(Set task)
Where the string "Christian" occurs in the material below, report the whole line.

Data items:
* BEGIN *

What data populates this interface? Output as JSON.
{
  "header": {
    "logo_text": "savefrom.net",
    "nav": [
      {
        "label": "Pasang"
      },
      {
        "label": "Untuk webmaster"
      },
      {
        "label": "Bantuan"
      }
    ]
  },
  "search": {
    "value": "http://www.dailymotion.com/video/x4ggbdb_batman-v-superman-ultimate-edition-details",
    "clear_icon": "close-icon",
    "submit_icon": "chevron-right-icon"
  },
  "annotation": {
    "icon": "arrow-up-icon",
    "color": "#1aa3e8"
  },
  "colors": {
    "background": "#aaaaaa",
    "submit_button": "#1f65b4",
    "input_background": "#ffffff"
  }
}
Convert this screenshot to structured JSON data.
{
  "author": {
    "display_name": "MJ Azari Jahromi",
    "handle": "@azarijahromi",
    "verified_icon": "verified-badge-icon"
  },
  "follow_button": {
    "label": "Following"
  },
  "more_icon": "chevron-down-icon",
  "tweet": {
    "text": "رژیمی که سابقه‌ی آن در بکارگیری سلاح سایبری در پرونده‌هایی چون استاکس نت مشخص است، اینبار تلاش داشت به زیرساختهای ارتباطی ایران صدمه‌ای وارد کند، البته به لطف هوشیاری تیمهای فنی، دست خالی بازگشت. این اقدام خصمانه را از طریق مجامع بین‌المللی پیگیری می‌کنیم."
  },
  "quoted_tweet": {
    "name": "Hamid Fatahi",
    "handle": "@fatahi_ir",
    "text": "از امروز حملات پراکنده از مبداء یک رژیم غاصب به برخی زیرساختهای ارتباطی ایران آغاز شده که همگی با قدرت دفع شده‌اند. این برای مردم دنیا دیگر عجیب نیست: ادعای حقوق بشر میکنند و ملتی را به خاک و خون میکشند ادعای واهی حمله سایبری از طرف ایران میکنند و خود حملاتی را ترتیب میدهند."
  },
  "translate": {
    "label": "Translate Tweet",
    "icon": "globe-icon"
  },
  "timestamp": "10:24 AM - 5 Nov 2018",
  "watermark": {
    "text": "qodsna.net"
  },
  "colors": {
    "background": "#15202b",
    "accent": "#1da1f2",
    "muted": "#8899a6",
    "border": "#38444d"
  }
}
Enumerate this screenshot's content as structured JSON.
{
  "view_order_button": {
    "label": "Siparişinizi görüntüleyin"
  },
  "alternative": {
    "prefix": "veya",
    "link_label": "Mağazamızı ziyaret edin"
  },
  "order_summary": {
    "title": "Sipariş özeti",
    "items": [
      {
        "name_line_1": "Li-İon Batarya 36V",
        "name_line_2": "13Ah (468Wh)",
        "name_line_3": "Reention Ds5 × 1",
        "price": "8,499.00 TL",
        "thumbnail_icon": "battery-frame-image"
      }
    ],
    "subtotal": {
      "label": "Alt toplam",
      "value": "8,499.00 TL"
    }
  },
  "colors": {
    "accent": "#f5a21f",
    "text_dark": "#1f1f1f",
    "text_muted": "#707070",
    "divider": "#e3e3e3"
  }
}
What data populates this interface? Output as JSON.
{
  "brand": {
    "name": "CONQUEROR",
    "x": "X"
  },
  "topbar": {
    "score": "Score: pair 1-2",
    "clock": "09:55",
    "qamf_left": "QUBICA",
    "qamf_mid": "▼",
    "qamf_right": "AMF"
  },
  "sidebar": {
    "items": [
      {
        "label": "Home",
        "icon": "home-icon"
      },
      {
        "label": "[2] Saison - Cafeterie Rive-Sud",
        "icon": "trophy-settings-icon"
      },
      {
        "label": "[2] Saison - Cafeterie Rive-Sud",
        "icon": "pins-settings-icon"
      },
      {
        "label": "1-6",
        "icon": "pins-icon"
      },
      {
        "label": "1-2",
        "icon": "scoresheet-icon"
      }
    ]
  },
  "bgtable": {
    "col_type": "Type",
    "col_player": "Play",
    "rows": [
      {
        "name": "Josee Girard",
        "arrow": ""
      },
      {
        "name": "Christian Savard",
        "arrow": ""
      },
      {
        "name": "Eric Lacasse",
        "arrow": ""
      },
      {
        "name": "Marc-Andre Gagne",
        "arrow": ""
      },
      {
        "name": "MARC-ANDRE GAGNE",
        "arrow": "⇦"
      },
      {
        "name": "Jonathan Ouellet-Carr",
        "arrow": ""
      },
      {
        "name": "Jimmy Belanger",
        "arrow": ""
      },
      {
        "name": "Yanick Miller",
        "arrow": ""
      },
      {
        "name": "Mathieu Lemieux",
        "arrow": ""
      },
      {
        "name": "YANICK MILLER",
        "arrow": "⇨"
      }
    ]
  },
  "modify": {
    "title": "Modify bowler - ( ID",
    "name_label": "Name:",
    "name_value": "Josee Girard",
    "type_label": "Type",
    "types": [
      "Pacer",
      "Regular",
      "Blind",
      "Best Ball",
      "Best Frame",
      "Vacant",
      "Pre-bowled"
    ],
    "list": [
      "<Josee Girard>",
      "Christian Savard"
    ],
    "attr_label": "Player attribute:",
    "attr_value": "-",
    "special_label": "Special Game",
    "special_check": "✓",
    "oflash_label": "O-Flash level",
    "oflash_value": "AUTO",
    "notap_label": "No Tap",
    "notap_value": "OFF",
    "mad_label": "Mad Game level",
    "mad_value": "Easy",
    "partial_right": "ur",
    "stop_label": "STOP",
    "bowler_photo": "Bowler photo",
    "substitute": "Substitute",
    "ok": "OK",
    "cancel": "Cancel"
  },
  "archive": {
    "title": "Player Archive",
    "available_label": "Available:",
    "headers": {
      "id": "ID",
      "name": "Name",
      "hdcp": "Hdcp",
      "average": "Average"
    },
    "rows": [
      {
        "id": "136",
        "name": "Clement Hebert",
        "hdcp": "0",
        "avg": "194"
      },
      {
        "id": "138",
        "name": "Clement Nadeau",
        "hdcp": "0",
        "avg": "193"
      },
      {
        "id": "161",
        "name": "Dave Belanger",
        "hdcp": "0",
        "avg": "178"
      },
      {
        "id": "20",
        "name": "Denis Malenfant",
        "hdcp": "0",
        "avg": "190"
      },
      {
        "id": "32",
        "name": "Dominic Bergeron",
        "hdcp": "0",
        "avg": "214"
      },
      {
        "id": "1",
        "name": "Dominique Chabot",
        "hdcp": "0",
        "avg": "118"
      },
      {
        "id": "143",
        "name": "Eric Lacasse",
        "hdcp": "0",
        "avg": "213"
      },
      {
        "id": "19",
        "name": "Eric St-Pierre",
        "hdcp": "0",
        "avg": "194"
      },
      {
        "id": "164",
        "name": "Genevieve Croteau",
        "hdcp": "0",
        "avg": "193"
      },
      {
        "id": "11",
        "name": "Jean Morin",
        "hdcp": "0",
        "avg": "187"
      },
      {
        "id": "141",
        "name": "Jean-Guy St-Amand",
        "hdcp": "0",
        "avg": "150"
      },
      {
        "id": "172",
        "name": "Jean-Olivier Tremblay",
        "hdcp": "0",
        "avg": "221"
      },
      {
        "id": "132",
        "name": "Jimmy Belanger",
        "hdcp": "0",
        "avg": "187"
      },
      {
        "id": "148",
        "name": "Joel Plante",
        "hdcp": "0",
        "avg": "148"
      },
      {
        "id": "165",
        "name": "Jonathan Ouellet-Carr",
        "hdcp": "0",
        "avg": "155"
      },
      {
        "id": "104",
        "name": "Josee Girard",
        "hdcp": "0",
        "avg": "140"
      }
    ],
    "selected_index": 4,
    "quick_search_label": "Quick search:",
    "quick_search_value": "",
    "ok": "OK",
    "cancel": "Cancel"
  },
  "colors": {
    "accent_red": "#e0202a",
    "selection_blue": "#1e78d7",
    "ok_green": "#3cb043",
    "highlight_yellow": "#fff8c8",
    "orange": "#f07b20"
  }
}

* END *

(Solution to this task)
        "name": "Christian Savard",
      "Christian Savard"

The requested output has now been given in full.